- [Data]:
** START **
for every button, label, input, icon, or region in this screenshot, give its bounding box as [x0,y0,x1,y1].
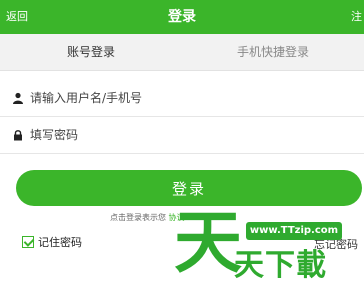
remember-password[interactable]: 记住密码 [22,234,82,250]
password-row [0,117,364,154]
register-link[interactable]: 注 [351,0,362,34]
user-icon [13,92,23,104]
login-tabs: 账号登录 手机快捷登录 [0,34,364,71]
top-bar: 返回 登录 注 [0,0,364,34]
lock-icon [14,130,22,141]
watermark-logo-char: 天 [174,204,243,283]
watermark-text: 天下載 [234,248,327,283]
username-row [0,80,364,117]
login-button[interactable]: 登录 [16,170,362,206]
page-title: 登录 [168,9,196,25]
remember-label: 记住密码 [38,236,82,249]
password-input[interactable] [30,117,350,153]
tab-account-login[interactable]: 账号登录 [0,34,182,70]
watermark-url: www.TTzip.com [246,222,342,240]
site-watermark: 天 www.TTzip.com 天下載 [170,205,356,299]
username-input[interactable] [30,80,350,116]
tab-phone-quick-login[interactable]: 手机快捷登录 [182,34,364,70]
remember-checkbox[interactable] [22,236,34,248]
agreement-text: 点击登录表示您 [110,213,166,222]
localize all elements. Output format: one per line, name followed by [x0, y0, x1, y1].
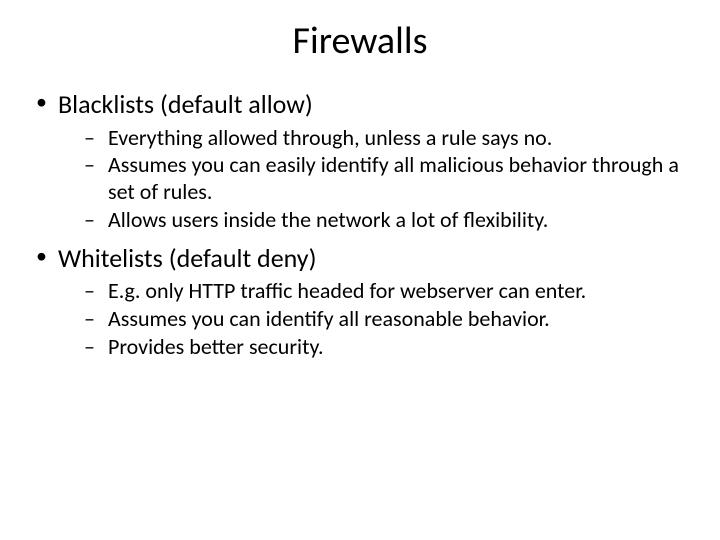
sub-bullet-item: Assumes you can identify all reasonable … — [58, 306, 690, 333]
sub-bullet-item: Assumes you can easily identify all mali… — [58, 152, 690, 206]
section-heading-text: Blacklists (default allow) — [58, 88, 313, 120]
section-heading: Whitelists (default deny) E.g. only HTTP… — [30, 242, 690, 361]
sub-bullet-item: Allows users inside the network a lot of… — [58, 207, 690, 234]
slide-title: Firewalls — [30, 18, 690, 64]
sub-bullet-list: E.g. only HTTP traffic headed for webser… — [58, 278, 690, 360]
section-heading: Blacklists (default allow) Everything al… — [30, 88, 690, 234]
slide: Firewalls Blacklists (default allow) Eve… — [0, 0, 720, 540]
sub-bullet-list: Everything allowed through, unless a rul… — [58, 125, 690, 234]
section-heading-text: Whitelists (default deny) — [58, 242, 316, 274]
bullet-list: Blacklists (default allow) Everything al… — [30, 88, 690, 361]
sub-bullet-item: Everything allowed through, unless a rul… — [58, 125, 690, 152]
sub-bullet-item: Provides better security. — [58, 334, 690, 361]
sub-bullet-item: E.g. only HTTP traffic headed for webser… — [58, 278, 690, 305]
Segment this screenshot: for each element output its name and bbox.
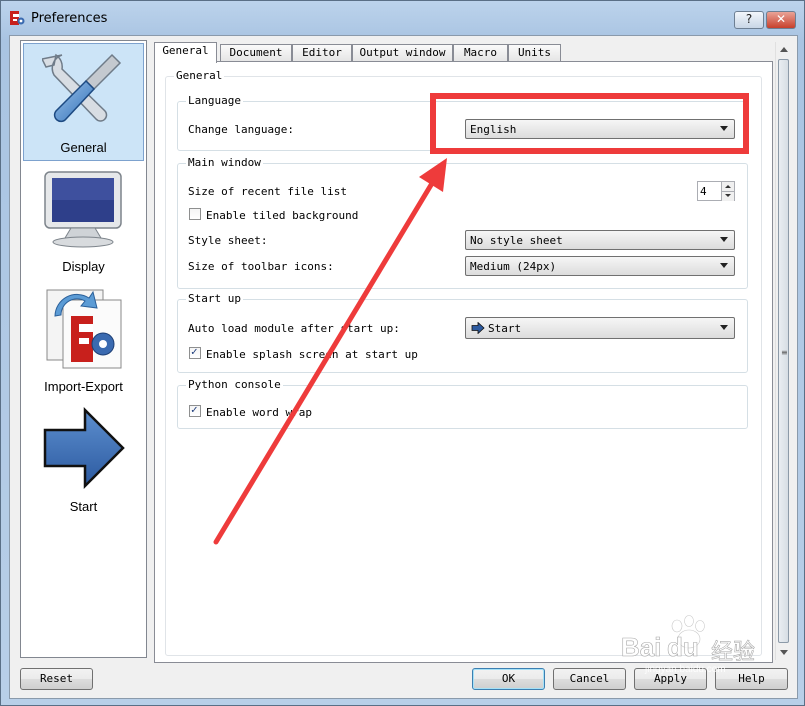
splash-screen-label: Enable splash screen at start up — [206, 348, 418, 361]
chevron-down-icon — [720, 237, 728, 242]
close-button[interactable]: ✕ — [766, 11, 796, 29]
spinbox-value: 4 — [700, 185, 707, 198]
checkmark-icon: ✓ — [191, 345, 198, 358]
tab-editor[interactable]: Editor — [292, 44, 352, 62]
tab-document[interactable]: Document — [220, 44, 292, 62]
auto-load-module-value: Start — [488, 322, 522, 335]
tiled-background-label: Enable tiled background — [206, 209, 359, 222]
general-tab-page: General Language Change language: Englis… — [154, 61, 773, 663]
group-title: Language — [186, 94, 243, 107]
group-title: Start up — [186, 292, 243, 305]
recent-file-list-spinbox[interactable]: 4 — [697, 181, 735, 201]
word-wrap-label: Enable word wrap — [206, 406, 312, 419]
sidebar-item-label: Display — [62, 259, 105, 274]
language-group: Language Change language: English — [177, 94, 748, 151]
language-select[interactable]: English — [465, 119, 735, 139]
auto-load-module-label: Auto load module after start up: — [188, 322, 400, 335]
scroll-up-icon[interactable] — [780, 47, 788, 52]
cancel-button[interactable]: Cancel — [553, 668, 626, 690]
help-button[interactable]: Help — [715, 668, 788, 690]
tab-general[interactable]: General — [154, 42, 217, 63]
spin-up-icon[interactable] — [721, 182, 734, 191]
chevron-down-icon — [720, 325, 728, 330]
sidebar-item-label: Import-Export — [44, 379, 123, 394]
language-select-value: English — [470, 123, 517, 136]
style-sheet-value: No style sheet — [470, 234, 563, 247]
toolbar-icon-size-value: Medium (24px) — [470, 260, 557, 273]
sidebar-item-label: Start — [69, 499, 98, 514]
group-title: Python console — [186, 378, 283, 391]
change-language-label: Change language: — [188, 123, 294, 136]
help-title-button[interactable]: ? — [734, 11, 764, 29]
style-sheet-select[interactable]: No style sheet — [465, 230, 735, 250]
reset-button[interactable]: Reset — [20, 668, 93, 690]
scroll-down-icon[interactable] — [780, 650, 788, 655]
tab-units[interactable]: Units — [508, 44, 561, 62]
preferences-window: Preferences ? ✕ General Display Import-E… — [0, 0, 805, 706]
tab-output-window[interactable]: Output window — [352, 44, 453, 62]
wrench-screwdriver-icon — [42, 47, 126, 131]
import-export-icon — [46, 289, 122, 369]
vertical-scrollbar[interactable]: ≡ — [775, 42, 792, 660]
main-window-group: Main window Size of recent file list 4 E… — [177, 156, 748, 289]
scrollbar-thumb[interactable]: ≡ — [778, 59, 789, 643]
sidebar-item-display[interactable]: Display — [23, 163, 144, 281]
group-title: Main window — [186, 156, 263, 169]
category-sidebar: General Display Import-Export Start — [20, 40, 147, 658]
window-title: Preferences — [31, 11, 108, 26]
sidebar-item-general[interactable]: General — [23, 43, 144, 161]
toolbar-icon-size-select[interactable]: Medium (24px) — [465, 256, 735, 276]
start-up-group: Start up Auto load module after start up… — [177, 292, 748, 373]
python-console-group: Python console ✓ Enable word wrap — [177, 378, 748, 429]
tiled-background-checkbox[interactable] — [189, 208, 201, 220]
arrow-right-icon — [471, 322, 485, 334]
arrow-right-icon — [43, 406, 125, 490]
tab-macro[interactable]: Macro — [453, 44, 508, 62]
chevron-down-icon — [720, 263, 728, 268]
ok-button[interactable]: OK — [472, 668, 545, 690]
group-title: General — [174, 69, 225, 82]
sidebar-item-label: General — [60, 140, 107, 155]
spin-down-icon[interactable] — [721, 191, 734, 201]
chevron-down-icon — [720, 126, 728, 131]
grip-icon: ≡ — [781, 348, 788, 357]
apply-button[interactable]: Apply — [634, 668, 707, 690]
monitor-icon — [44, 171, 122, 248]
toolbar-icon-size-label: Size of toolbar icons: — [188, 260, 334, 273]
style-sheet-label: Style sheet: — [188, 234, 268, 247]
** END **
Please lay out every line of the records above as a numbered list, skipping blank lines and leaving out the pictures.

1. for every button, label, input, icon, or region in this screenshot, give its bounding box as [x0,y0,x1,y1].
2. remember-password[interactable]: 记住密码 [22,234,82,250]
3. password-row [0,117,364,154]
4. register-link[interactable]: 注 [351,0,362,34]
5. user-icon [13,92,23,104]
6. login-tabs: 账号登录 手机快捷登录 [0,34,364,71]
7. top-bar: 返回 登录 注 [0,0,364,34]
8. lock-icon [14,130,22,141]
9. watermark-logo-char: 天 [174,204,243,283]
10. watermark-text: 天下載 [234,248,327,283]
11. username-row [0,80,364,117]
12. login-button[interactable]: 登录 [16,170,362,206]
13. page-title: 登录 [168,9,196,25]
14. remember-label: 记住密码 [38,236,82,249]
15. password-input[interactable] [30,117,350,153]
16. tab-account-login[interactable]: 账号登录 [0,34,182,70]
17. watermark-url: www.TTzip.com [246,222,342,240]
18. site-watermark: 天 www.TTzip.com 天下載 [170,205,356,299]
19. username-input[interactable] [30,80,350,116]
20. tab-phone-quick-login[interactable]: 手机快捷登录 [182,34,364,70]
21. remember-checkbox[interactable] [22,236,34,248]
22. agreement-text: 点击登录表示您 [110,213,166,222]
23. localize all elements. Output format: one per line, name followed by [x0, y0, x1, y1].
24. sub-bullet-item: Assumes you can identify all reasonable … — [58, 306, 690, 333]
25. sub-bullet-item: Assumes you can easily identify all mali… — [58, 152, 690, 206]
26. section-heading-text: Blacklists (default allow) — [58, 88, 313, 120]
27. section-heading: Whitelists (default deny) E.g. only HTTP… — [30, 242, 690, 361]
28. sub-bullet-item: Allows users inside the network a lot of… — [58, 207, 690, 234]
29. slide-title: Firewalls — [30, 18, 690, 64]
30. sub-bullet-list: E.g. only HTTP traffic headed for webser… — [58, 278, 690, 360]
31. section-heading: Blacklists (default allow) Everything al… — [30, 88, 690, 234]
32. slide: Firewalls Blacklists (default allow) Eve… — [0, 0, 720, 540]
33. sub-bullet-list: Everything allowed through, unless a rul… — [58, 125, 690, 234]
34. section-heading-text: Whitelists (default deny) — [58, 242, 316, 274]
35. bullet-list: Blacklists (default allow) Everything al… — [30, 88, 690, 361]
36. sub-bullet-item: Everything allowed through, unless a rul… — [58, 125, 690, 152]
37. sub-bullet-item: Provides better security. — [58, 334, 690, 361]
38. sub-bullet-item: E.g. only HTTP traffic headed for webser… — [58, 278, 690, 305]
39. Segment this screenshot: for each element output its name and bbox.
40. splash-screen-label: Enable splash screen at start up — [206, 348, 418, 361]
41. chevron-down-icon — [720, 237, 728, 242]
42. close-button[interactable]: ✕ — [766, 11, 796, 29]
43. spinbox-value: 4 — [700, 185, 707, 198]
44. checkmark-icon: ✓ — [191, 345, 198, 358]
45. tab-editor[interactable]: Editor — [292, 44, 352, 62]
46. tab-document[interactable]: Document — [220, 44, 292, 62]
47. auto-load-module-value: Start — [488, 322, 522, 335]
48. tiled-background-label: Enable tiled background — [206, 209, 359, 222]
49. general-tab-page: General Language Change language: Englis… — [154, 61, 773, 663]
50. group-title: Language — [186, 94, 243, 107]
51. group-title: Start up — [186, 292, 243, 305]
52. recent-file-list-spinbox[interactable]: 4 — [697, 181, 735, 201]
53. word-wrap-label: Enable word wrap — [206, 406, 312, 419]
54. sidebar-item-label: Display — [62, 259, 105, 274]
55. language-group: Language Change language: English — [177, 94, 748, 151]
56. language-select[interactable]: English — [465, 119, 735, 139]
57. auto-load-module-label: Auto load module after start up: — [188, 322, 400, 335]
58. scroll-up-icon[interactable] — [780, 47, 788, 52]
59. cancel-button[interactable]: Cancel — [553, 668, 626, 690]
60. help-button[interactable]: Help — [715, 668, 788, 690]
61. tab-general[interactable]: General — [154, 42, 217, 63]
62. spin-up-icon[interactable] — [721, 182, 734, 191]
63. chevron-down-icon — [720, 325, 728, 330]
64. sidebar-item-label: Import-Export — [44, 379, 123, 394]
65. language-select-value: English — [470, 123, 517, 136]
66. style-sheet-value: No style sheet — [470, 234, 563, 247]
67. toolbar-icon-size-value: Medium (24px) — [470, 260, 557, 273]
68. sidebar-item-label: Start — [69, 499, 98, 514]
69. group-title: Python console — [186, 378, 283, 391]
70. change-language-label: Change language: — [188, 123, 294, 136]
71. help-title-button[interactable]: ? — [734, 11, 764, 29]
72. style-sheet-select[interactable]: No style sheet — [465, 230, 735, 250]
73. reset-button[interactable]: Reset — [20, 668, 93, 690]
74. scroll-down-icon[interactable] — [780, 650, 788, 655]
75. tab-units[interactable]: Units — [508, 44, 561, 62]
76. preferences-window: Preferences ? ✕ General Display Import-E… — [0, 0, 805, 706]
77. tab-output-window[interactable]: Output window — [352, 44, 453, 62]
78. wrench-screwdriver-icon — [42, 47, 126, 131]
79. import-export-icon — [46, 289, 122, 369]
80. vertical-scrollbar[interactable]: ≡ — [775, 42, 792, 660]
81. main-window-group: Main window Size of recent file list 4 E… — [177, 156, 748, 289]
82. scrollbar-thumb[interactable]: ≡ — [778, 59, 789, 643]
83. sidebar-item-display[interactable]: Display — [23, 163, 144, 281]
84. group-title: Main window — [186, 156, 263, 169]
85. category-sidebar: General Display Import-Export Start — [20, 40, 147, 658]
86. window-title: Preferences — [31, 11, 108, 26]
87. sidebar-item-general[interactable]: General — [23, 43, 144, 161]
88. toolbar-icon-size-select[interactable]: Medium (24px) — [465, 256, 735, 276]
89. start-up-group: Start up Auto load module after start up… — [177, 292, 748, 373]
90. python-console-group: Python console ✓ Enable word wrap — [177, 378, 748, 429]
91. tiled-background-checkbox[interactable] — [189, 208, 201, 220]
92. arrow-right-icon — [471, 322, 485, 334]
93. arrow-right-icon — [43, 406, 125, 490]
94. tab-macro[interactable]: Macro — [453, 44, 508, 62]
95. chevron-down-icon — [720, 263, 728, 268]
96. ok-button[interactable]: OK — [472, 668, 545, 690]
97. group-title: General — [174, 69, 225, 82]
98. sidebar-item-label: General — [60, 140, 107, 155]
99. spin-down-icon[interactable] — [721, 191, 734, 201]
100. chevron-down-icon — [720, 126, 728, 131]
101. grip-icon: ≡ — [781, 348, 788, 357]
102. apply-button[interactable]: Apply — [634, 668, 707, 690]
103. monitor-icon — [44, 171, 122, 248]
104. toolbar-icon-size-label: Size of toolbar icons: — [188, 260, 334, 273]
105. style-sheet-label: Style sheet: — [188, 234, 268, 247]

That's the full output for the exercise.